What is expected:
Scan the records and identify every line in which the string "Falta" occurs, then return those lines.

Start of Material

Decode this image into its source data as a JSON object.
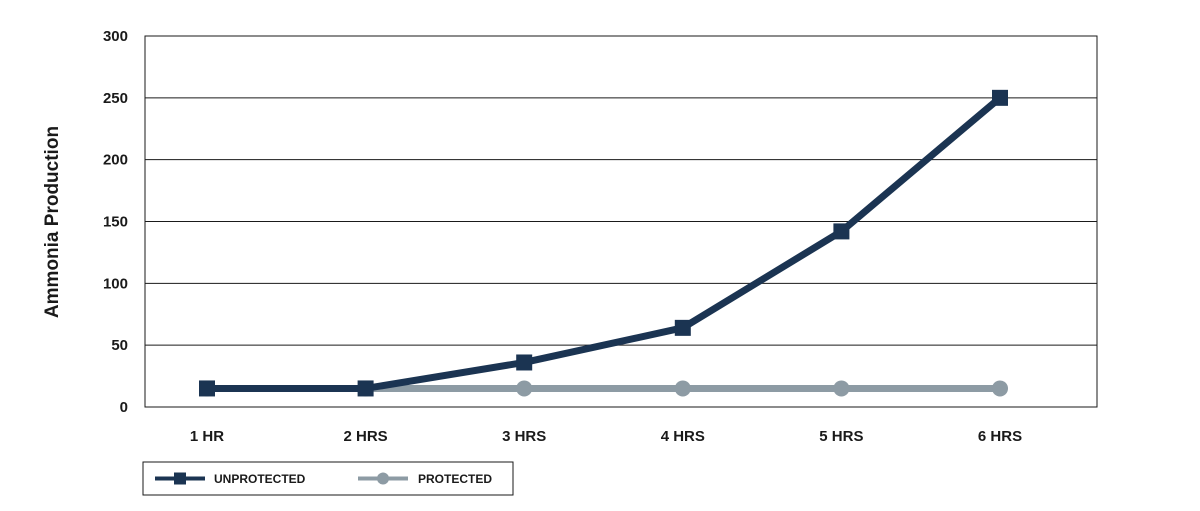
{
  "chart_data": {
    "type": "line",
    "categories": [
      "1 HR",
      "2 HRS",
      "3 HRS",
      "4 HRS",
      "5 HRS",
      "6 HRS"
    ],
    "series": [
      {
        "name": "UNPROTECTED",
        "values": [
          15,
          15,
          36,
          64,
          142,
          250
        ],
        "color": "#1b3452",
        "marker": "square"
      },
      {
        "name": "PROTECTED",
        "values": [
          15,
          15,
          15,
          15,
          15,
          15
        ],
        "color": "#8d9ba4",
        "marker": "circle"
      }
    ],
    "ylabel": "Ammonia Production",
    "xlabel": "",
    "ylim": [
      0,
      300
    ],
    "yticks": [
      "0",
      "50",
      "100",
      "150",
      "200",
      "250",
      "300"
    ],
    "grid": true,
    "legend_position": "bottom-left"
  }
}
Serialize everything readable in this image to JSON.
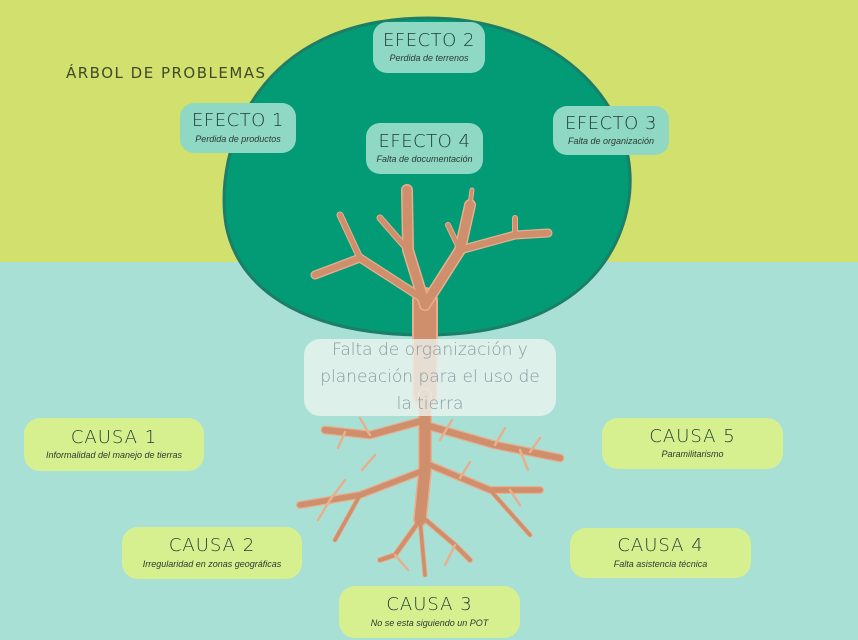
{
  "title": "ÁRBOL DE PROBLEMAS",
  "central_problem": "Falta de organización y planeación para el uso de la tierra",
  "effects": [
    {
      "label": "EFECTO 1",
      "detail": "Perdida de productos"
    },
    {
      "label": "EFECTO 2",
      "detail": "Perdida de terrenos"
    },
    {
      "label": "EFECTO 3",
      "detail": "Falta de organización"
    },
    {
      "label": "EFECTO 4",
      "detail": "Falta de documentación"
    }
  ],
  "causes": [
    {
      "label": "CAUSA 1",
      "detail": "Informalidad del manejo de tierras"
    },
    {
      "label": "CAUSA 2",
      "detail": "Irregularidad en zonas geográficas"
    },
    {
      "label": "CAUSA 3",
      "detail": "No se esta siguiendo un POT"
    },
    {
      "label": "CAUSA 4",
      "detail": "Falta asistencia técnica"
    },
    {
      "label": "CAUSA 5",
      "detail": "Paramilitarismo"
    }
  ],
  "colors": {
    "sky": "#d2e06e",
    "ground": "#a8e0d6",
    "canopy": "#039a76",
    "canopy_edge": "#1c7e67",
    "trunk": "#cf8e6c",
    "trunk_edge": "#e6b08f",
    "effect_box": "#8ed8c4",
    "cause_box": "#d7f08f"
  }
}
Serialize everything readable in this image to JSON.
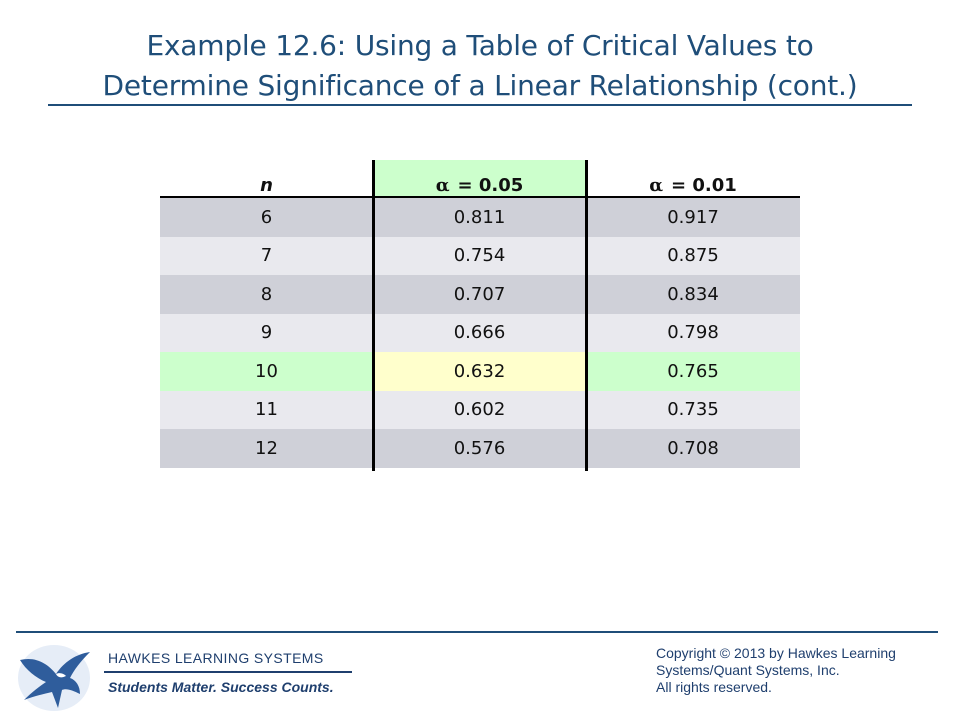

End of Material

Response below:
  "central_problem": "Falta de organización y planeación para el uso de la tierra",
      "detail": "Falta de organización"
      "detail": "Falta de documentación"
      "detail": "Falta asistencia técnica"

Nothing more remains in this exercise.